What needs to be done:
The listing below should be printed exactly, every line of it. Skip the pictures.

Records supplied:
■ ■ ■ ■

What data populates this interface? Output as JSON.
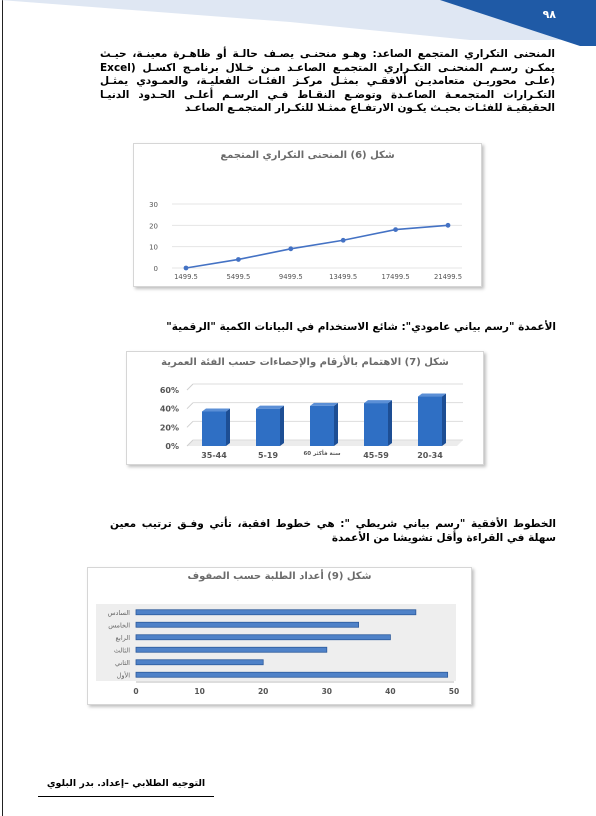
{
  "page": {
    "number": "٩٨",
    "paragraph1": "المنحنى التكراري المتجمع الصاعد: وهـو منحنـى يصـف حالـة أو ظاهـرة معينـة، حيـث يمكـن رسـم المنحنـى التكـراري المتجمـع الصاعـد مـن خـلال برنامـج اكسـل (Excel (علـى محوريـن متعامديـن ألافقـي بمثـل مركـز الفئـات الفعليـة، والعمـودي يمثـل التكـرارات المتجمعـة الصاعـدة وتوضـع النقـاط فـي الرسـم أعلـى الحـدود الدنيـا الحقيقيـة للفئـات بحيـث يكـون الارتفـاع ممثـلا للتكـرار المتجمـع الصاعـد",
    "paragraph2": "الأعمدة \"رسم بياني عامودي\": شائع الاستخدام في البيانات الكمية \"الرقمية\"",
    "paragraph3": "الخطوط الأفقية \"رسم بياني شريطي \": هي خطوط افقية، تأتي وفـق ترتيب معين سهلة في القراءة وأقل تشويشا من الأعمدة",
    "footer": "التوجيه الطلابي –إعداد. بدر البلوي"
  },
  "colors": {
    "header_blue": "#1f5aa6",
    "line_blue": "#4472c4",
    "bar_blue": "#2f6fc4",
    "hbar_blue": "#4f82c8"
  },
  "chart_data": [
    {
      "type": "line",
      "title": "شكل (6) المنحنى التكراري المتجمع",
      "categories": [
        "1499.5",
        "5499.5",
        "9499.5",
        "13499.5",
        "17499.5",
        "21499.5"
      ],
      "values": [
        0,
        4,
        9,
        13,
        18,
        20
      ],
      "ylim": [
        0,
        30
      ],
      "yticks": [
        "0",
        "10",
        "20",
        "30"
      ],
      "grid": true
    },
    {
      "type": "bar",
      "title": "شكل (7) الاهتمام بالأرقام والإحصاءات حسب الفئة العمرية",
      "categories": [
        "35-44",
        "5-19",
        "60 سنة فأكثر",
        "45-59",
        "20-34"
      ],
      "values": [
        37,
        40,
        43,
        46,
        53
      ],
      "ylim": [
        0,
        60
      ],
      "yticks": [
        "0%",
        "20%",
        "40%",
        "60%"
      ],
      "style": "3d"
    },
    {
      "type": "bar",
      "orientation": "horizontal",
      "title": "شكل (9) أعداد الطلبة حسب الصفوف",
      "categories": [
        "السادس",
        "الخامس",
        "الرابع",
        "الثالث",
        "الثاني",
        "الأول"
      ],
      "values": [
        44,
        35,
        40,
        30,
        20,
        49
      ],
      "xlim": [
        0,
        50
      ],
      "xticks": [
        "0",
        "10",
        "20",
        "30",
        "40",
        "50"
      ]
    }
  ]
}
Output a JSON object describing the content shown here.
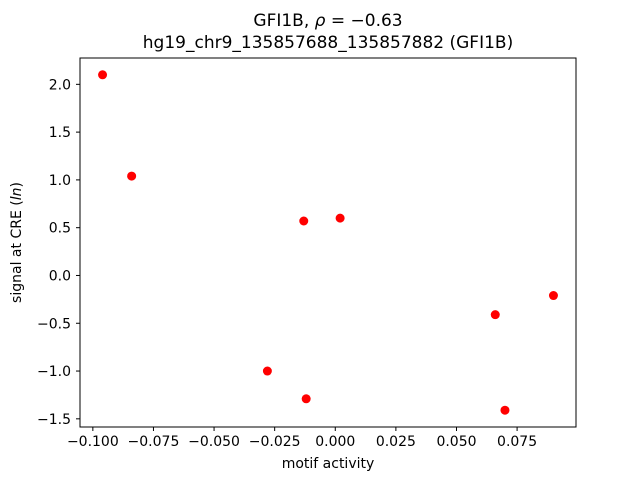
{
  "chart_data": {
    "type": "scatter",
    "title": {
      "prefix": "GFI1B, ",
      "math_italic": "ρ",
      "suffix": " = −0.63"
    },
    "subtitle": "hg19_chr9_135857688_135857882 (GFI1B)",
    "xlabel": "motif activity",
    "ylabel": {
      "prefix": "signal at CRE (",
      "italic": "ln",
      "suffix": ")"
    },
    "marker_color": "#ff0000",
    "axis_color": "#000000",
    "grid": false,
    "legend_position": "none",
    "xlim": [
      -0.1053,
      0.0993
    ],
    "ylim": [
      -1.5855,
      2.2755
    ],
    "x_ticks": [
      -0.1,
      -0.075,
      -0.05,
      -0.025,
      0.0,
      0.025,
      0.05,
      0.075
    ],
    "x_tick_labels": [
      "−0.100",
      "−0.075",
      "−0.050",
      "−0.025",
      "0.000",
      "0.025",
      "0.050",
      "0.075"
    ],
    "y_ticks": [
      -1.5,
      -1.0,
      -0.5,
      0.0,
      0.5,
      1.0,
      1.5,
      2.0
    ],
    "y_tick_labels": [
      "−1.5",
      "−1.0",
      "−0.5",
      "0.0",
      "0.5",
      "1.0",
      "1.5",
      "2.0"
    ],
    "points": [
      {
        "x": -0.096,
        "y": 2.1
      },
      {
        "x": -0.084,
        "y": 1.04
      },
      {
        "x": -0.013,
        "y": 0.57
      },
      {
        "x": 0.002,
        "y": 0.6
      },
      {
        "x": -0.028,
        "y": -1.0
      },
      {
        "x": -0.012,
        "y": -1.29
      },
      {
        "x": 0.066,
        "y": -0.41
      },
      {
        "x": 0.09,
        "y": -0.21
      },
      {
        "x": 0.07,
        "y": -1.41
      }
    ]
  }
}
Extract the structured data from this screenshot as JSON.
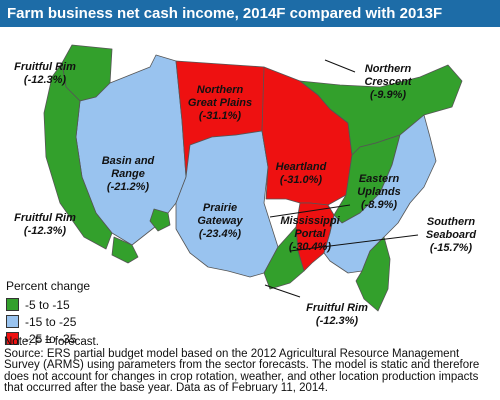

■ ■ ■ ■

Solution for this task:
What data populates this interface? Output as JSON.
{
  "page": {
    "number": "٩٨",
    "paragraph1": "المنحنى التكراري المتجمع الصاعد: وهـو منحنـى يصـف حالـة أو ظاهـرة معينـة، حيـث يمكـن رسـم المنحنـى التكـراري المتجمـع الصاعـد مـن خـلال برنامـج اكسـل (Excel (علـى محوريـن متعامديـن ألافقـي بمثـل مركـز الفئـات الفعليـة، والعمـودي يمثـل التكـرارات المتجمعـة الصاعـدة وتوضـع النقـاط فـي الرسـم أعلـى الحـدود الدنيـا الحقيقيـة للفئـات بحيـث يكـون الارتفـاع ممثـلا للتكـرار المتجمـع الصاعـد",
    "paragraph2": "الأعمدة \"رسم بياني عامودي\": شائع الاستخدام في البيانات الكمية \"الرقمية\"",
    "paragraph3": "الخطوط الأفقية \"رسم بياني شريطي \": هي خطوط افقية، تأتي وفـق ترتيب معين سهلة في القراءة وأقل تشويشا من الأعمدة",
    "footer": "التوجيه الطلابي –إعداد. بدر البلوي"
  },
  "colors": {
    "header_blue": "#1f5aa6",
    "line_blue": "#4472c4",
    "bar_blue": "#2f6fc4",
    "hbar_blue": "#4f82c8"
  },
  "chart_data": [
    {
      "type": "line",
      "title": "شكل (6) المنحنى التكراري المتجمع",
      "categories": [
        "1499.5",
        "5499.5",
        "9499.5",
        "13499.5",
        "17499.5",
        "21499.5"
      ],
      "values": [
        0,
        4,
        9,
        13,
        18,
        20
      ],
      "ylim": [
        0,
        30
      ],
      "yticks": [
        "0",
        "10",
        "20",
        "30"
      ],
      "grid": true
    },
    {
      "type": "bar",
      "title": "شكل (7) الاهتمام بالأرقام والإحصاءات حسب الفئة العمرية",
      "categories": [
        "35-44",
        "5-19",
        "60 سنة فأكثر",
        "45-59",
        "20-34"
      ],
      "values": [
        37,
        40,
        43,
        46,
        53
      ],
      "ylim": [
        0,
        60
      ],
      "yticks": [
        "0%",
        "20%",
        "40%",
        "60%"
      ],
      "style": "3d"
    },
    {
      "type": "bar",
      "orientation": "horizontal",
      "title": "شكل (9) أعداد الطلبة حسب الصفوف",
      "categories": [
        "السادس",
        "الخامس",
        "الرابع",
        "الثالث",
        "الثاني",
        "الأول"
      ],
      "values": [
        44,
        35,
        40,
        30,
        20,
        49
      ],
      "xlim": [
        0,
        50
      ],
      "xticks": [
        "0",
        "10",
        "20",
        "30",
        "40",
        "50"
      ]
    }
  ]
}
Output a JSON object describing the content shown here.
{
  "chart_data": {
    "type": "scatter",
    "title": {
      "prefix": "GFI1B, ",
      "math_italic": "ρ",
      "suffix": " = −0.63"
    },
    "subtitle": "hg19_chr9_135857688_135857882 (GFI1B)",
    "xlabel": "motif activity",
    "ylabel": {
      "prefix": "signal at CRE (",
      "italic": "ln",
      "suffix": ")"
    },
    "marker_color": "#ff0000",
    "axis_color": "#000000",
    "grid": false,
    "legend_position": "none",
    "xlim": [
      -0.1053,
      0.0993
    ],
    "ylim": [
      -1.5855,
      2.2755
    ],
    "x_ticks": [
      -0.1,
      -0.075,
      -0.05,
      -0.025,
      0.0,
      0.025,
      0.05,
      0.075
    ],
    "x_tick_labels": [
      "−0.100",
      "−0.075",
      "−0.050",
      "−0.025",
      "0.000",
      "0.025",
      "0.050",
      "0.075"
    ],
    "y_ticks": [
      -1.5,
      -1.0,
      -0.5,
      0.0,
      0.5,
      1.0,
      1.5,
      2.0
    ],
    "y_tick_labels": [
      "−1.5",
      "−1.0",
      "−0.5",
      "0.0",
      "0.5",
      "1.0",
      "1.5",
      "2.0"
    ],
    "points": [
      {
        "x": -0.096,
        "y": 2.1
      },
      {
        "x": -0.084,
        "y": 1.04
      },
      {
        "x": -0.013,
        "y": 0.57
      },
      {
        "x": 0.002,
        "y": 0.6
      },
      {
        "x": -0.028,
        "y": -1.0
      },
      {
        "x": -0.012,
        "y": -1.29
      },
      {
        "x": 0.066,
        "y": -0.41
      },
      {
        "x": 0.09,
        "y": -0.21
      },
      {
        "x": 0.07,
        "y": -1.41
      }
    ]
  }
}
Extract the structured data from this screenshot as JSON.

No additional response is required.